Directive
Transcribe all of the material exactly. Any picture in it should be left out.

--- START ---

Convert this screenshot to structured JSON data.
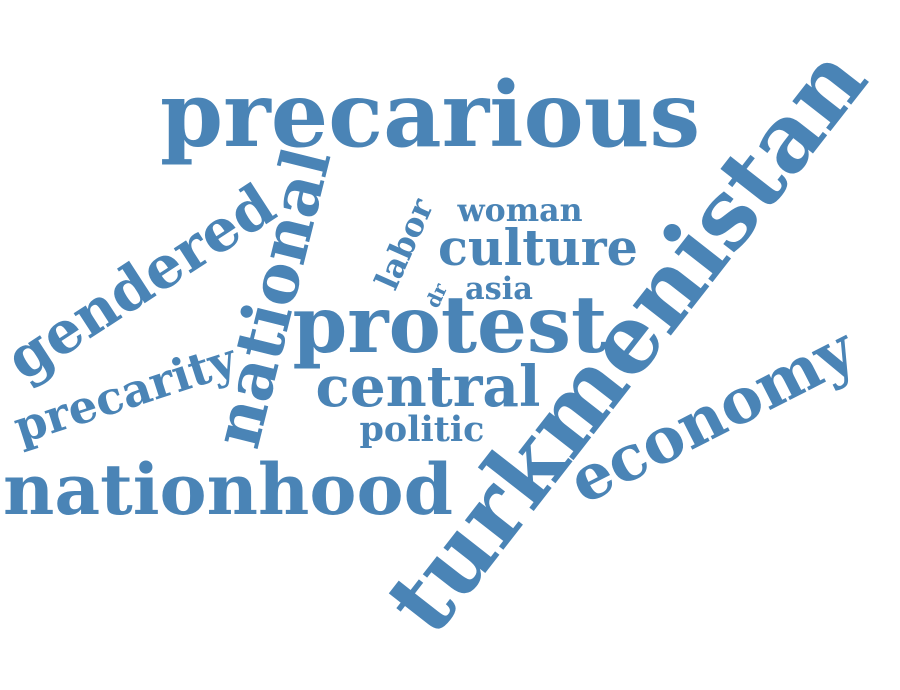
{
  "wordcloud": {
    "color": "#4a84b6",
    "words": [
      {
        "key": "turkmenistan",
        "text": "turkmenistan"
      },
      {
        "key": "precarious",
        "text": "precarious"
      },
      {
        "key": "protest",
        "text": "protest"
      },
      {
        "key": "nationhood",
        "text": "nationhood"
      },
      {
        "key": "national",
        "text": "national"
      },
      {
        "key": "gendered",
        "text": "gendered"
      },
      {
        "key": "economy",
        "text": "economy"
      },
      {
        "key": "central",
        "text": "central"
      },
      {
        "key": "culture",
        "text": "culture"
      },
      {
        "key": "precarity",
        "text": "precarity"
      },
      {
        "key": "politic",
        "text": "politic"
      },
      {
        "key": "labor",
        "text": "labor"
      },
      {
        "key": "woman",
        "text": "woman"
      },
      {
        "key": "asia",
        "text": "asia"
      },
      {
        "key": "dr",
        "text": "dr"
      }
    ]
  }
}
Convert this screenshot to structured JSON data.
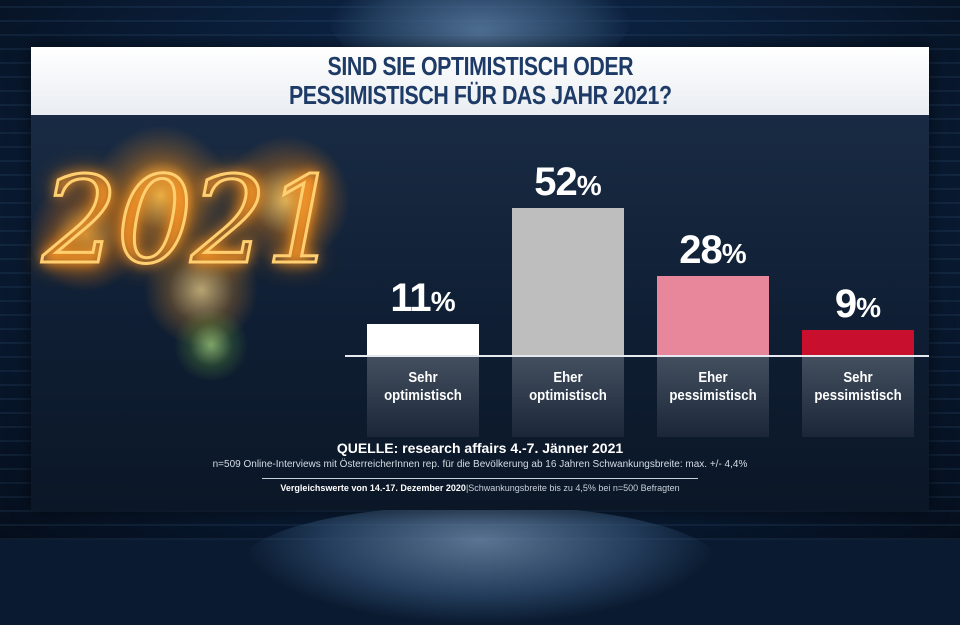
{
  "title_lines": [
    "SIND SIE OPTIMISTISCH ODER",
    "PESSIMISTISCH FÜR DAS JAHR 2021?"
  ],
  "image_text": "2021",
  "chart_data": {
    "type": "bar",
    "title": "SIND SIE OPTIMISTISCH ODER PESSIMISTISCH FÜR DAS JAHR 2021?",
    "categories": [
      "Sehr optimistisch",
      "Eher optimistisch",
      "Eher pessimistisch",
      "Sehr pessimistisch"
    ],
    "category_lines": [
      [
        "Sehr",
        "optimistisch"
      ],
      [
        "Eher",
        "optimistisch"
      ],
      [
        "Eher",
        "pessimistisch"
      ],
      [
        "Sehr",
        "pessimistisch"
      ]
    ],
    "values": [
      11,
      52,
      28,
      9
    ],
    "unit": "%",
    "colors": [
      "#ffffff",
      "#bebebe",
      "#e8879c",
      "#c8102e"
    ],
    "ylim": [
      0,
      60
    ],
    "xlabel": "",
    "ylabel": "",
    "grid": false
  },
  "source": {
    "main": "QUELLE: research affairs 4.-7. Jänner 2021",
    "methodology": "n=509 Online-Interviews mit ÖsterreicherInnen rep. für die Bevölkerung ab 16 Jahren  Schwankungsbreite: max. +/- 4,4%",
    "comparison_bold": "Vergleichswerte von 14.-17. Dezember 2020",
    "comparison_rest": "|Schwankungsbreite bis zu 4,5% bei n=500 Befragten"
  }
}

--- END ---

Task response
Convert this screenshot to structured JSON data.
{
  "wordcloud": {
    "color": "#4a84b6",
    "words": [
      {
        "key": "turkmenistan",
        "text": "turkmenistan"
      },
      {
        "key": "precarious",
        "text": "precarious"
      },
      {
        "key": "protest",
        "text": "protest"
      },
      {
        "key": "nationhood",
        "text": "nationhood"
      },
      {
        "key": "national",
        "text": "national"
      },
      {
        "key": "gendered",
        "text": "gendered"
      },
      {
        "key": "economy",
        "text": "economy"
      },
      {
        "key": "central",
        "text": "central"
      },
      {
        "key": "culture",
        "text": "culture"
      },
      {
        "key": "precarity",
        "text": "precarity"
      },
      {
        "key": "politic",
        "text": "politic"
      },
      {
        "key": "labor",
        "text": "labor"
      },
      {
        "key": "woman",
        "text": "woman"
      },
      {
        "key": "asia",
        "text": "asia"
      },
      {
        "key": "dr",
        "text": "dr"
      }
    ]
  }
}
Convert this screenshot to structured JSON data.
{
  "title_lines": [
    "SIND SIE OPTIMISTISCH ODER",
    "PESSIMISTISCH FÜR DAS JAHR 2021?"
  ],
  "image_text": "2021",
  "chart_data": {
    "type": "bar",
    "title": "SIND SIE OPTIMISTISCH ODER PESSIMISTISCH FÜR DAS JAHR 2021?",
    "categories": [
      "Sehr optimistisch",
      "Eher optimistisch",
      "Eher pessimistisch",
      "Sehr pessimistisch"
    ],
    "category_lines": [
      [
        "Sehr",
        "optimistisch"
      ],
      [
        "Eher",
        "optimistisch"
      ],
      [
        "Eher",
        "pessimistisch"
      ],
      [
        "Sehr",
        "pessimistisch"
      ]
    ],
    "values": [
      11,
      52,
      28,
      9
    ],
    "unit": "%",
    "colors": [
      "#ffffff",
      "#bebebe",
      "#e8879c",
      "#c8102e"
    ],
    "ylim": [
      0,
      60
    ],
    "xlabel": "",
    "ylabel": "",
    "grid": false
  },
  "source": {
    "main": "QUELLE: research affairs 4.-7. Jänner 2021",
    "methodology": "n=509 Online-Interviews mit ÖsterreicherInnen rep. für die Bevölkerung ab 16 Jahren  Schwankungsbreite: max. +/- 4,4%",
    "comparison_bold": "Vergleichswerte von 14.-17. Dezember 2020",
    "comparison_rest": "|Schwankungsbreite bis zu 4,5% bei n=500 Befragten"
  }
}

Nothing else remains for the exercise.